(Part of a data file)
+++
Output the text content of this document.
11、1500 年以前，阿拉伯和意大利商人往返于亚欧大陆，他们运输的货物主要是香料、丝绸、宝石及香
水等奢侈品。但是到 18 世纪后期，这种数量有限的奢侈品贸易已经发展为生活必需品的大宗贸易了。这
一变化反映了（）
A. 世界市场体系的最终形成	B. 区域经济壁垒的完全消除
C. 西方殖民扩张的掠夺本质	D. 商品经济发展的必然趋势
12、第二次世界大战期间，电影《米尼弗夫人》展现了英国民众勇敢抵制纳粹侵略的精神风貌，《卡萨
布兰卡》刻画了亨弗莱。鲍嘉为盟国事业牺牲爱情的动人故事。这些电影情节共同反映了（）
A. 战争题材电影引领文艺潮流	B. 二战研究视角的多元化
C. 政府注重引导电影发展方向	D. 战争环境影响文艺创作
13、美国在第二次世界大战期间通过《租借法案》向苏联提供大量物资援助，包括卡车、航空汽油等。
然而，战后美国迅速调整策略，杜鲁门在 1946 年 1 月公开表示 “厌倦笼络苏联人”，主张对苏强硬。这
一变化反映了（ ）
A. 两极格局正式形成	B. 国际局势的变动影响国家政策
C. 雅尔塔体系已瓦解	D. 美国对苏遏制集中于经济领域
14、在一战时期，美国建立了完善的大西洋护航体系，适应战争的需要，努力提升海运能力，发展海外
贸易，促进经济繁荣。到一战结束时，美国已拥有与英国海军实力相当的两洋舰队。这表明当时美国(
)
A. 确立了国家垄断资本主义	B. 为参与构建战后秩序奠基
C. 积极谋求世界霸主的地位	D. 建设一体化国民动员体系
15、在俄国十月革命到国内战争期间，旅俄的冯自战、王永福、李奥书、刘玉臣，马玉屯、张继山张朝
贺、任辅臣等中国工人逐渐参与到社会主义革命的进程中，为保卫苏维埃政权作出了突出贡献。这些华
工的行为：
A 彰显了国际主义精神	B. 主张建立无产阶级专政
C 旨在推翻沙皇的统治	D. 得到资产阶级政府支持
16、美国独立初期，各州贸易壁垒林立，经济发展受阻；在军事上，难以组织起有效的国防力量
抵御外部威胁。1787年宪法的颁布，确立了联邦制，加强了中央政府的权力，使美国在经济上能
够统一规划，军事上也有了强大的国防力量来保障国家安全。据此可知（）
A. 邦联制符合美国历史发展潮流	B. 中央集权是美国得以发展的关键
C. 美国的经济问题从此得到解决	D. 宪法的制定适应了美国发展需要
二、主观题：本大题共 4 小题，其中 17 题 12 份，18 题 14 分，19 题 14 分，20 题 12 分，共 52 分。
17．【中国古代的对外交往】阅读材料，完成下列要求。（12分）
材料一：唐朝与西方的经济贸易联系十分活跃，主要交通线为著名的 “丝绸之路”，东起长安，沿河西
+++
Transcribe the whole listing with nothing added or left out.

■ **The solution**:
Output the text content of this document.
11、1500 年以前，阿拉伯和意大利商人往返于亚欧大陆，他们运输的货物主要是香料、丝绸、宝石及香
水等奢侈品。但是到 18 世纪后期，这种数量有限的奢侈品贸易已经发展为生活必需品的大宗贸易了。这
一变化反映了（）
A. 世界市场体系的最终形成	B. 区域经济壁垒的完全消除
C. 西方殖民扩张的掠夺本质	D. 商品经济发展的必然趋势
12、第二次世界大战期间，电影《米尼弗夫人》展现了英国民众勇敢抵制纳粹侵略的精神风貌，《卡萨
布兰卡》刻画了亨弗莱。鲍嘉为盟国事业牺牲爱情的动人故事。这些电影情节共同反映了（）
A. 战争题材电影引领文艺潮流	B. 二战研究视角的多元化
C. 政府注重引导电影发展方向	D. 战争环境影响文艺创作
13、美国在第二次世界大战期间通过《租借法案》向苏联提供大量物资援助，包括卡车、航空汽油等。
然而，战后美国迅速调整策略，杜鲁门在 1946 年 1 月公开表示 “厌倦笼络苏联人”，主张对苏强硬。这
一变化反映了（ ）
A. 两极格局正式形成	B. 国际局势的变动影响国家政策
C. 雅尔塔体系已瓦解	D. 美国对苏遏制集中于经济领域
14、在一战时期，美国建立了完善的大西洋护航体系，适应战争的需要，努力提升海运能力，发展海外
贸易，促进经济繁荣。到一战结束时，美国已拥有与英国海军实力相当的两洋舰队。这表明当时美国(
)
A. 确立了国家垄断资本主义	B. 为参与构建战后秩序奠基
C. 积极谋求世界霸主的地位	D. 建设一体化国民动员体系
15、在俄国十月革命到国内战争期间，旅俄的冯自战、王永福、李奥书、刘玉臣，马玉屯、张继山张朝
贺、任辅臣等中国工人逐渐参与到社会主义革命的进程中，为保卫苏维埃政权作出了突出贡献。这些华
工的行为：
A 彰显了国际主义精神	B. 主张建立无产阶级专政
C 旨在推翻沙皇的统治	D. 得到资产阶级政府支持
16、美国独立初期，各州贸易壁垒林立，经济发展受阻；在军事上，难以组织起有效的国防力量
抵御外部威胁。1787年宪法的颁布，确立了联邦制，加强了中央政府的权力，使美国在经济上能
够统一规划，军事上也有了强大的国防力量来保障国家安全。据此可知（）
A. 邦联制符合美国历史发展潮流	B. 中央集权是美国得以发展的关键
C. 美国的经济问题从此得到解决	D. 宪法的制定适应了美国发展需要
二、主观题：本大题共 4 小题，其中 17 题 12 份，18 题 14 分，19 题 14 分，20 题 12 分，共 52 分。
17．【中国古代的对外交往】阅读材料，完成下列要求。（12分）
材料一：唐朝与西方的经济贸易联系十分活跃，主要交通线为著名的 “丝绸之路”，东起长安，沿河西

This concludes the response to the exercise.